_Task to complete_
Leave out the pictures; transcribe all else exactly.

_Data for this exercise_
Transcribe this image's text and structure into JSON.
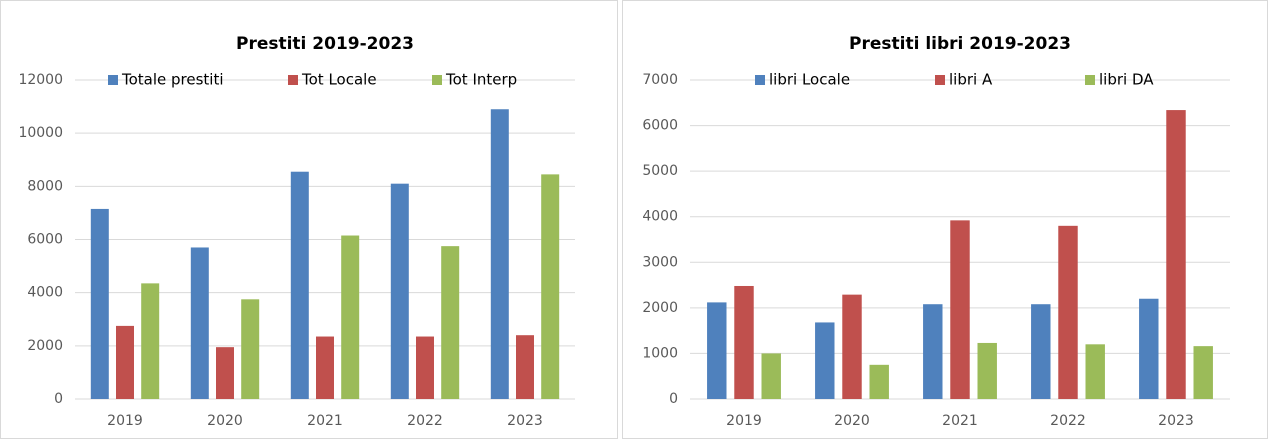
{
  "chart_data": [
    {
      "type": "bar",
      "title": "Prestiti 2019-2023",
      "categories": [
        "2019",
        "2020",
        "2021",
        "2022",
        "2023"
      ],
      "series": [
        {
          "name": "Totale prestiti",
          "color": "#4f81bd",
          "values": [
            7150,
            5700,
            8550,
            8100,
            10900
          ]
        },
        {
          "name": "Tot Locale",
          "color": "#c0504d",
          "values": [
            2750,
            1950,
            2350,
            2350,
            2400
          ]
        },
        {
          "name": "Tot Interp",
          "color": "#9bbb59",
          "values": [
            4350,
            3750,
            6150,
            5750,
            8450
          ]
        }
      ],
      "ylim": [
        0,
        12000
      ],
      "yticks": [
        0,
        2000,
        4000,
        6000,
        8000,
        10000,
        12000
      ],
      "grid": true
    },
    {
      "type": "bar",
      "title": "Prestiti libri  2019-2023",
      "categories": [
        "2019",
        "2020",
        "2021",
        "2022",
        "2023"
      ],
      "series": [
        {
          "name": "libri Locale",
          "color": "#4f81bd",
          "values": [
            2120,
            1680,
            2080,
            2080,
            2200
          ]
        },
        {
          "name": "libri A",
          "color": "#c0504d",
          "values": [
            2480,
            2290,
            3920,
            3800,
            6340
          ]
        },
        {
          "name": "libri DA",
          "color": "#9bbb59",
          "values": [
            1000,
            750,
            1230,
            1200,
            1160
          ]
        }
      ],
      "ylim": [
        0,
        7000
      ],
      "yticks": [
        0,
        1000,
        2000,
        3000,
        4000,
        5000,
        6000,
        7000
      ],
      "grid": true
    }
  ]
}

_The solution_
Transcribe this image's text and structure into JSON.
{
  "chart_data": [
    {
      "type": "bar",
      "title": "Prestiti 2019-2023",
      "categories": [
        "2019",
        "2020",
        "2021",
        "2022",
        "2023"
      ],
      "series": [
        {
          "name": "Totale prestiti",
          "color": "#4f81bd",
          "values": [
            7150,
            5700,
            8550,
            8100,
            10900
          ]
        },
        {
          "name": "Tot Locale",
          "color": "#c0504d",
          "values": [
            2750,
            1950,
            2350,
            2350,
            2400
          ]
        },
        {
          "name": "Tot Interp",
          "color": "#9bbb59",
          "values": [
            4350,
            3750,
            6150,
            5750,
            8450
          ]
        }
      ],
      "ylim": [
        0,
        12000
      ],
      "yticks": [
        0,
        2000,
        4000,
        6000,
        8000,
        10000,
        12000
      ],
      "grid": true
    },
    {
      "type": "bar",
      "title": "Prestiti libri  2019-2023",
      "categories": [
        "2019",
        "2020",
        "2021",
        "2022",
        "2023"
      ],
      "series": [
        {
          "name": "libri Locale",
          "color": "#4f81bd",
          "values": [
            2120,
            1680,
            2080,
            2080,
            2200
          ]
        },
        {
          "name": "libri A",
          "color": "#c0504d",
          "values": [
            2480,
            2290,
            3920,
            3800,
            6340
          ]
        },
        {
          "name": "libri DA",
          "color": "#9bbb59",
          "values": [
            1000,
            750,
            1230,
            1200,
            1160
          ]
        }
      ],
      "ylim": [
        0,
        7000
      ],
      "yticks": [
        0,
        1000,
        2000,
        3000,
        4000,
        5000,
        6000,
        7000
      ],
      "grid": true
    }
  ]
}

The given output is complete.